→ Record set
───

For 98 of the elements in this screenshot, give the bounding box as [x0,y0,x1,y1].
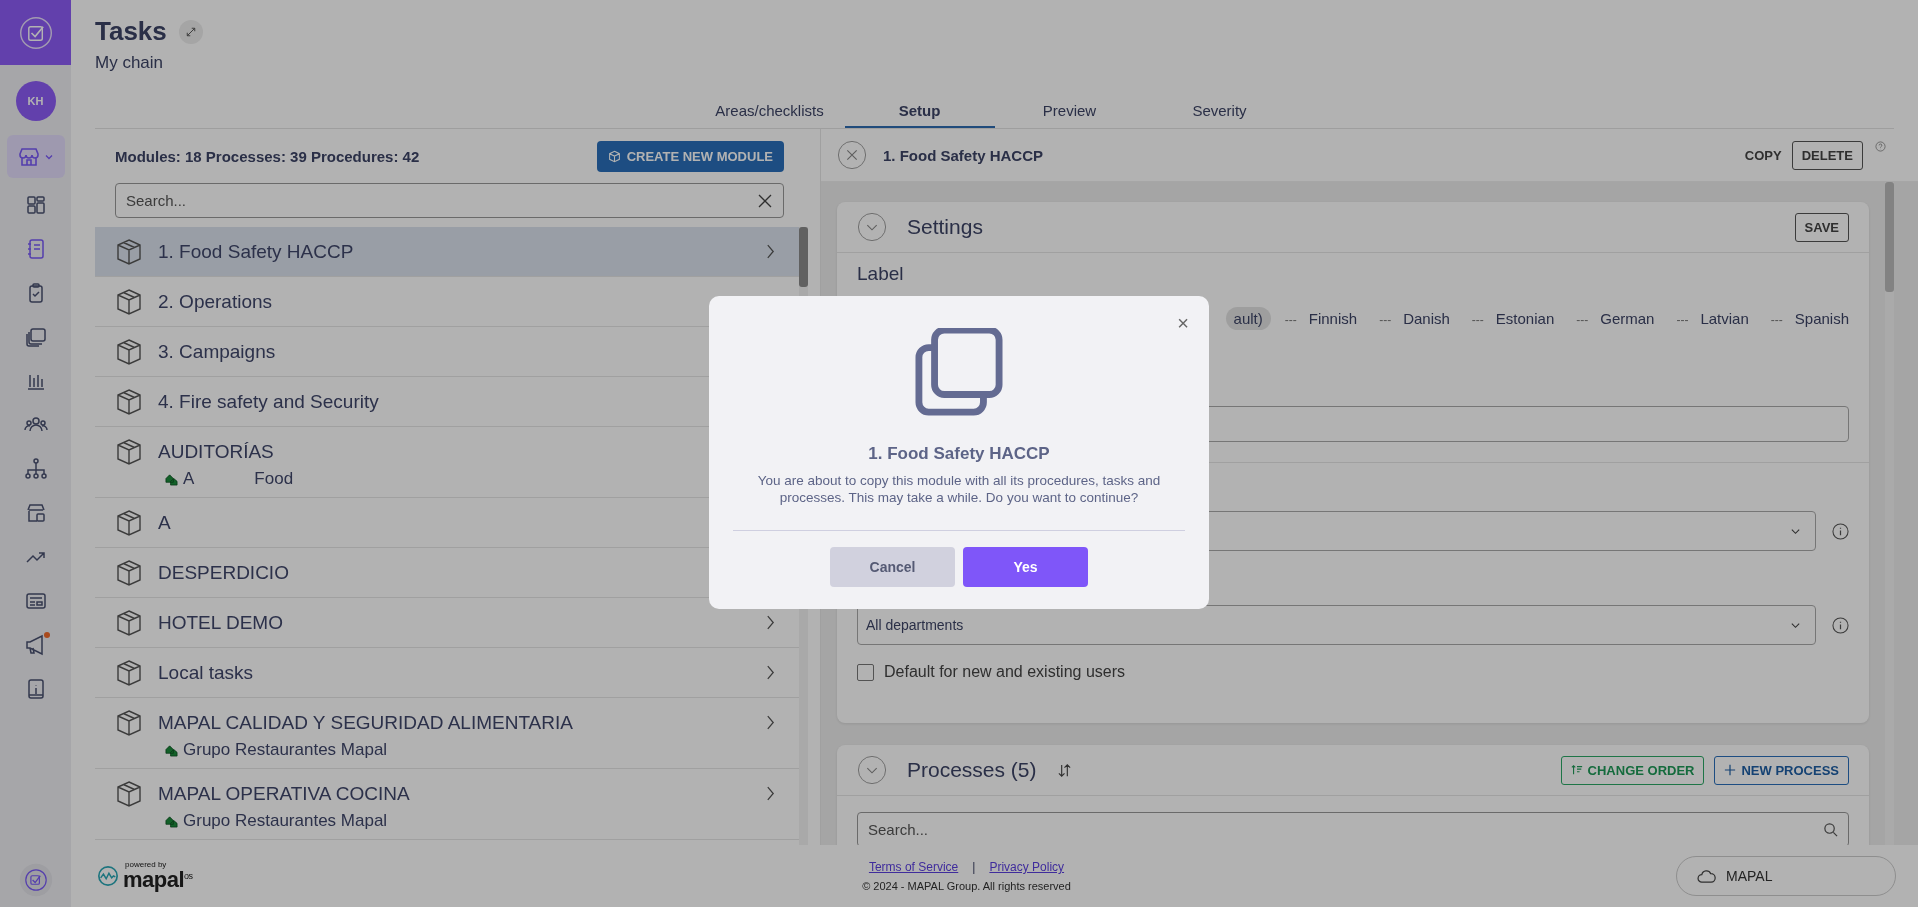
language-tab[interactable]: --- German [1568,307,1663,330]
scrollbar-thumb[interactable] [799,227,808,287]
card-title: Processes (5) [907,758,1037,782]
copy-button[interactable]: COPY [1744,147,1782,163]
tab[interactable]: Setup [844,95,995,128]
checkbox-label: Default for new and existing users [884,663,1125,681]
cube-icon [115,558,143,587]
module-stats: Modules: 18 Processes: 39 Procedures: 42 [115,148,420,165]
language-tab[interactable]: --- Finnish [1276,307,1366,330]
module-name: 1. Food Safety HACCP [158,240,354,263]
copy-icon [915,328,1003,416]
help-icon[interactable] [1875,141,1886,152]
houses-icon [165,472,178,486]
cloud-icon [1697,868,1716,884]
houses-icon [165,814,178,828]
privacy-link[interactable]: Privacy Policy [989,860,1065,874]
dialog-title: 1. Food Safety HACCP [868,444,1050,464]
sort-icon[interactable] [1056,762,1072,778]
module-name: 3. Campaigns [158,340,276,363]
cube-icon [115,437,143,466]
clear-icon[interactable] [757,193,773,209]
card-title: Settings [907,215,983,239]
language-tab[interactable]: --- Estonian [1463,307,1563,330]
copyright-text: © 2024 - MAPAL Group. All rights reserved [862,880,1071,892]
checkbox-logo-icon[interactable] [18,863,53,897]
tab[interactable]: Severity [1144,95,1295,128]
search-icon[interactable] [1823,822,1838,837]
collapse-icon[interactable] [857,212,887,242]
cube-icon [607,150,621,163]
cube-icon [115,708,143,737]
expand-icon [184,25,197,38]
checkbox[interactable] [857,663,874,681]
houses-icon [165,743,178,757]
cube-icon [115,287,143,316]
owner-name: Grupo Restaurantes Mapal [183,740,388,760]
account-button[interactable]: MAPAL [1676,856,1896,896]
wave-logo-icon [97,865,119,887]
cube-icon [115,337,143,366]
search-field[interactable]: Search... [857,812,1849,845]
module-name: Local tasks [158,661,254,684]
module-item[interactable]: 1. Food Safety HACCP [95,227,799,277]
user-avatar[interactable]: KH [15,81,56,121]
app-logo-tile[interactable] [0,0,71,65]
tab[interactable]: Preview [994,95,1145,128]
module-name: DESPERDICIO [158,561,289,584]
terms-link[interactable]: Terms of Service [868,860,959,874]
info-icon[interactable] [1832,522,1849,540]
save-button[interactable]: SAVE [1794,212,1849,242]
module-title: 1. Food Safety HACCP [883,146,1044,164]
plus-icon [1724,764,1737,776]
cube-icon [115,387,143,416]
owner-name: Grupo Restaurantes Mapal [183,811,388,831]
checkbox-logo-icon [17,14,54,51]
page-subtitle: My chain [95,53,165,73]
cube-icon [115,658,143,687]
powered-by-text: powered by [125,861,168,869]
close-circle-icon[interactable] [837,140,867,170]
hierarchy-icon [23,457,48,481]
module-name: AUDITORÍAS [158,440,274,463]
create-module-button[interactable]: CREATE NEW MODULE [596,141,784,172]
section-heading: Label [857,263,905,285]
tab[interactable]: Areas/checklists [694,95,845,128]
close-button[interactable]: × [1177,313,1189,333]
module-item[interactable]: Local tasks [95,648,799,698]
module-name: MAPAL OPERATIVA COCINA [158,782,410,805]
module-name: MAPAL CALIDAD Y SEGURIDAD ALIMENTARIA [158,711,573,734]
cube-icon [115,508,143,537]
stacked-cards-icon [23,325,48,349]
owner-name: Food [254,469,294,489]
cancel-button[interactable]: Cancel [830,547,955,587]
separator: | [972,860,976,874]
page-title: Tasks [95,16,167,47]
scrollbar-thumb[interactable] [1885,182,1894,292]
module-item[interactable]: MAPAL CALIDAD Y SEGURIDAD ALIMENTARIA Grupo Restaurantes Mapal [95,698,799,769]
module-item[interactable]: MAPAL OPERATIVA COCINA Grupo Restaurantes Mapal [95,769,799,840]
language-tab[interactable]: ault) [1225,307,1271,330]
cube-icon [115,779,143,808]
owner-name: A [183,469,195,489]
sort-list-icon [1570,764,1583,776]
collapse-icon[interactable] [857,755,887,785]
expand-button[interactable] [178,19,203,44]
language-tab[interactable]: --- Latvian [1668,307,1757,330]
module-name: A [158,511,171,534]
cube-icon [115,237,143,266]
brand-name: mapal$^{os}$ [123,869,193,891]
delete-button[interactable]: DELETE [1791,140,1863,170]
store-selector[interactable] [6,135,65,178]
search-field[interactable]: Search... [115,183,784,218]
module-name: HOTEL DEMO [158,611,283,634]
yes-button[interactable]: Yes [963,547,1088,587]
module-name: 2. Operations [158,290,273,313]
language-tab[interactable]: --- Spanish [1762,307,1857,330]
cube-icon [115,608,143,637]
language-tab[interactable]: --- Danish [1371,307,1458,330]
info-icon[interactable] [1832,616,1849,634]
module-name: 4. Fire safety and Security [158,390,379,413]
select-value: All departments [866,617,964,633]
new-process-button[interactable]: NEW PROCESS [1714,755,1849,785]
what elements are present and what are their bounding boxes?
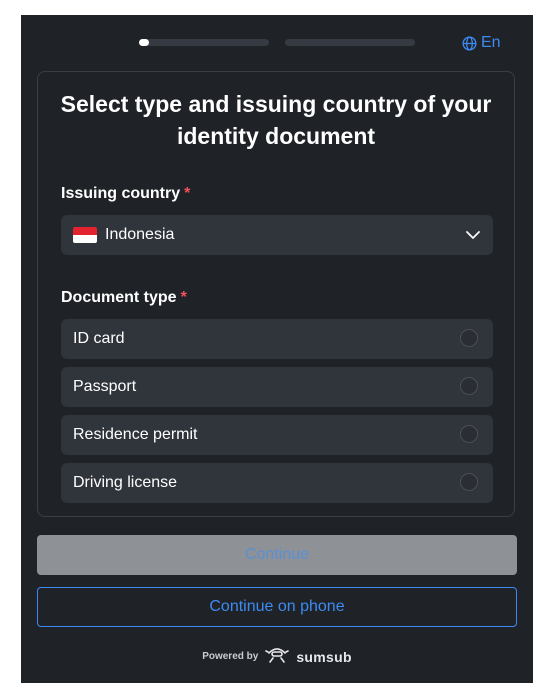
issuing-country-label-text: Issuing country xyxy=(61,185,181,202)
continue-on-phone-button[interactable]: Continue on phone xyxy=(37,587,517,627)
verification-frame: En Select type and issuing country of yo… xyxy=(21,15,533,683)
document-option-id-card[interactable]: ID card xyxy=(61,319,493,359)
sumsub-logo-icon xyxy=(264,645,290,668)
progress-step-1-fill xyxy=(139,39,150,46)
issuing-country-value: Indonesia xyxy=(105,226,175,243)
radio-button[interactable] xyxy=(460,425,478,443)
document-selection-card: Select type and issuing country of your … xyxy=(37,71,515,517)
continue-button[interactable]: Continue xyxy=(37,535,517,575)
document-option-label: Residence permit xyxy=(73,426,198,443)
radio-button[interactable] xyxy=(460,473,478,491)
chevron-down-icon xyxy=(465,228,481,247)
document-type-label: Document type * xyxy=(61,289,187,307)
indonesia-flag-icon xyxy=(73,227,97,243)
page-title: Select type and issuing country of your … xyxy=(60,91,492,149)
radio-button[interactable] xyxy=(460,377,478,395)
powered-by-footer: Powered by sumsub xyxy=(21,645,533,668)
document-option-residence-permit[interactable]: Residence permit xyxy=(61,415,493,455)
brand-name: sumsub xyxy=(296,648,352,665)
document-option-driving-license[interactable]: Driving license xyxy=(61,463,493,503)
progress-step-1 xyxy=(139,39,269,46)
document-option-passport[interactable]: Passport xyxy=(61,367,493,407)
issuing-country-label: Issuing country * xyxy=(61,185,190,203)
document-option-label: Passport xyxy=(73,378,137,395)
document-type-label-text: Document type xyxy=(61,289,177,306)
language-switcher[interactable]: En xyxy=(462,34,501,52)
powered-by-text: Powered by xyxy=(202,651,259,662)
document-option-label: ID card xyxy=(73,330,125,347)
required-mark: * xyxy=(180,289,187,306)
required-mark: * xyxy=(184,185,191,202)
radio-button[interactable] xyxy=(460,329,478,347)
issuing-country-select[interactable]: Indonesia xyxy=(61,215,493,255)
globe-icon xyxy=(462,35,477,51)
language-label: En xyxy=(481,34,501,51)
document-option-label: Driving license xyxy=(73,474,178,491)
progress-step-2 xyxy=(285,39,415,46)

───

→ Directions
Reproduce every line of the records above without changing a character, and leave out the pictures.

→ Written response
For 98 of the elements in this screenshot, give the bounding box as [x0,y0,x1,y1].
language-tab[interactable]: --- German [1568,307,1663,330]
scrollbar-thumb[interactable] [799,227,808,287]
card-title: Processes (5) [907,758,1037,782]
copy-button[interactable]: COPY [1744,147,1782,163]
tab[interactable]: Setup [844,95,995,128]
checkbox-label: Default for new and existing users [884,663,1125,681]
cube-icon [115,558,143,587]
module-stats: Modules: 18 Processes: 39 Procedures: 42 [115,148,420,165]
language-tab[interactable]: --- Finnish [1276,307,1366,330]
module-name: 1. Food Safety HACCP [158,240,354,263]
copy-icon [915,328,1003,416]
help-icon[interactable] [1875,141,1886,152]
houses-icon [165,472,178,486]
cloud-icon [1697,868,1716,884]
houses-icon [165,814,178,828]
privacy-link[interactable]: Privacy Policy [989,860,1065,874]
dialog-title: 1. Food Safety HACCP [868,444,1050,464]
sort-icon[interactable] [1056,762,1072,778]
module-name: 3. Campaigns [158,340,276,363]
cube-icon [115,437,143,466]
clear-icon[interactable] [757,193,773,209]
card-title: Settings [907,215,983,239]
language-tab[interactable]: --- Estonian [1463,307,1563,330]
copyright-text: © 2024 - MAPAL Group. All rights reserved [862,880,1071,892]
checkbox-logo-icon[interactable] [18,863,53,897]
tab[interactable]: Severity [1144,95,1295,128]
search-icon[interactable] [1823,822,1838,837]
collapse-icon[interactable] [857,212,887,242]
cube-icon [607,150,621,163]
cube-icon [115,708,143,737]
expand-icon [184,25,197,38]
checkbox[interactable] [857,663,874,681]
houses-icon [165,743,178,757]
cube-icon [115,287,143,316]
owner-name: Grupo Restaurantes Mapal [183,740,388,760]
account-button[interactable]: MAPAL [1676,856,1896,896]
wave-logo-icon [97,865,119,887]
cube-icon [115,337,143,366]
search-field[interactable]: Search... [857,812,1849,845]
module-name: Local tasks [158,661,254,684]
module-item[interactable]: 1. Food Safety HACCP [95,227,799,277]
user-avatar[interactable]: KH [15,81,56,121]
app-logo-tile[interactable] [0,0,71,65]
tab[interactable]: Preview [994,95,1145,128]
module-name: DESPERDICIO [158,561,289,584]
terms-link[interactable]: Terms of Service [868,860,959,874]
info-icon[interactable] [1832,522,1849,540]
save-button[interactable]: SAVE [1794,212,1849,242]
module-title: 1. Food Safety HACCP [883,146,1044,164]
plus-icon [1724,764,1737,776]
cube-icon [115,387,143,416]
owner-name: Grupo Restaurantes Mapal [183,811,388,831]
checkbox-logo-icon [17,14,54,51]
page-subtitle: My chain [95,53,165,73]
cube-icon [115,658,143,687]
powered-by-text: powered by [125,861,168,869]
close-circle-icon[interactable] [837,140,867,170]
hierarchy-icon [23,457,48,481]
module-name: AUDITORÍAS [158,440,274,463]
create-module-button[interactable]: CREATE NEW MODULE [596,141,784,172]
section-heading: Label [857,263,905,285]
tab[interactable]: Areas/checklists [694,95,845,128]
close-button[interactable]: × [1177,313,1189,333]
module-item[interactable]: Local tasks [95,648,799,698]
module-name: MAPAL OPERATIVA COCINA [158,782,410,805]
module-name: MAPAL CALIDAD Y SEGURIDAD ALIMENTARIA [158,711,573,734]
cube-icon [115,508,143,537]
stacked-cards-icon [23,325,48,349]
owner-name: Food [254,469,294,489]
cancel-button[interactable]: Cancel [830,547,955,587]
separator: | [972,860,976,874]
page-title: Tasks [95,16,167,47]
scrollbar-thumb[interactable] [1885,182,1894,292]
module-item[interactable]: MAPAL CALIDAD Y SEGURIDAD ALIMENTARIA Grupo Restaurantes Mapal [95,698,799,769]
module-item[interactable]: MAPAL OPERATIVA COCINA Grupo Restaurantes Mapal [95,769,799,840]
language-tab[interactable]: ault) [1225,307,1271,330]
cube-icon [115,779,143,808]
owner-name: A [183,469,195,489]
sort-list-icon [1570,764,1583,776]
collapse-icon[interactable] [857,755,887,785]
expand-button[interactable] [178,19,203,44]
language-tab[interactable]: --- Latvian [1668,307,1757,330]
module-name: A [158,511,171,534]
cube-icon [115,237,143,266]
brand-name: mapal$^{os}$ [123,869,193,891]
delete-button[interactable]: DELETE [1791,140,1863,170]
store-selector[interactable] [6,135,65,178]
search-field[interactable]: Search... [115,183,784,218]
module-name: HOTEL DEMO [158,611,283,634]
yes-button[interactable]: Yes [963,547,1088,587]
module-name: 2. Operations [158,290,273,313]
language-tab[interactable]: --- Spanish [1762,307,1857,330]
cube-icon [115,608,143,637]
language-tab[interactable]: --- Danish [1371,307,1458,330]
info-icon[interactable] [1832,616,1849,634]
module-name: 4. Fire safety and Security [158,390,379,413]
select-value: All departments [866,617,964,633]
new-process-button[interactable]: NEW PROCESS [1714,755,1849,785]
what elements are present and what are their bounding boxes?
issuing-country-label-text: Issuing country xyxy=(61,185,181,202)
continue-on-phone-button[interactable]: Continue on phone xyxy=(37,587,517,627)
verification-frame: En Select type and issuing country of yo… xyxy=(21,15,533,683)
document-option-id-card[interactable]: ID card xyxy=(61,319,493,359)
sumsub-logo-icon xyxy=(264,645,290,668)
progress-step-1-fill xyxy=(139,39,150,46)
issuing-country-value: Indonesia xyxy=(105,226,175,243)
radio-button[interactable] xyxy=(460,425,478,443)
document-selection-card: Select type and issuing country of your … xyxy=(37,71,515,517)
continue-button[interactable]: Continue xyxy=(37,535,517,575)
document-option-label: Residence permit xyxy=(73,426,198,443)
radio-button[interactable] xyxy=(460,473,478,491)
chevron-down-icon xyxy=(465,228,481,247)
document-type-label: Document type * xyxy=(61,289,187,307)
indonesia-flag-icon xyxy=(73,227,97,243)
page-title: Select type and issuing country of your … xyxy=(60,91,492,149)
radio-button[interactable] xyxy=(460,377,478,395)
powered-by-footer: Powered by sumsub xyxy=(21,645,533,668)
document-option-residence-permit[interactable]: Residence permit xyxy=(61,415,493,455)
brand-name: sumsub xyxy=(296,648,352,665)
document-option-driving-license[interactable]: Driving license xyxy=(61,463,493,503)
progress-step-1 xyxy=(139,39,269,46)
document-option-passport[interactable]: Passport xyxy=(61,367,493,407)
issuing-country-label: Issuing country * xyxy=(61,185,190,203)
document-option-label: Passport xyxy=(73,378,137,395)
document-type-label-text: Document type xyxy=(61,289,177,306)
language-switcher[interactable]: En xyxy=(462,34,501,52)
powered-by-text: Powered by xyxy=(202,651,259,662)
document-option-label: ID card xyxy=(73,330,125,347)
required-mark: * xyxy=(180,289,187,306)
required-mark: * xyxy=(184,185,191,202)
radio-button[interactable] xyxy=(460,329,478,347)
issuing-country-select[interactable]: Indonesia xyxy=(61,215,493,255)
globe-icon xyxy=(462,35,477,51)
language-label: En xyxy=(481,34,501,51)
document-option-label: Driving license xyxy=(73,474,178,491)
progress-step-2 xyxy=(285,39,415,46)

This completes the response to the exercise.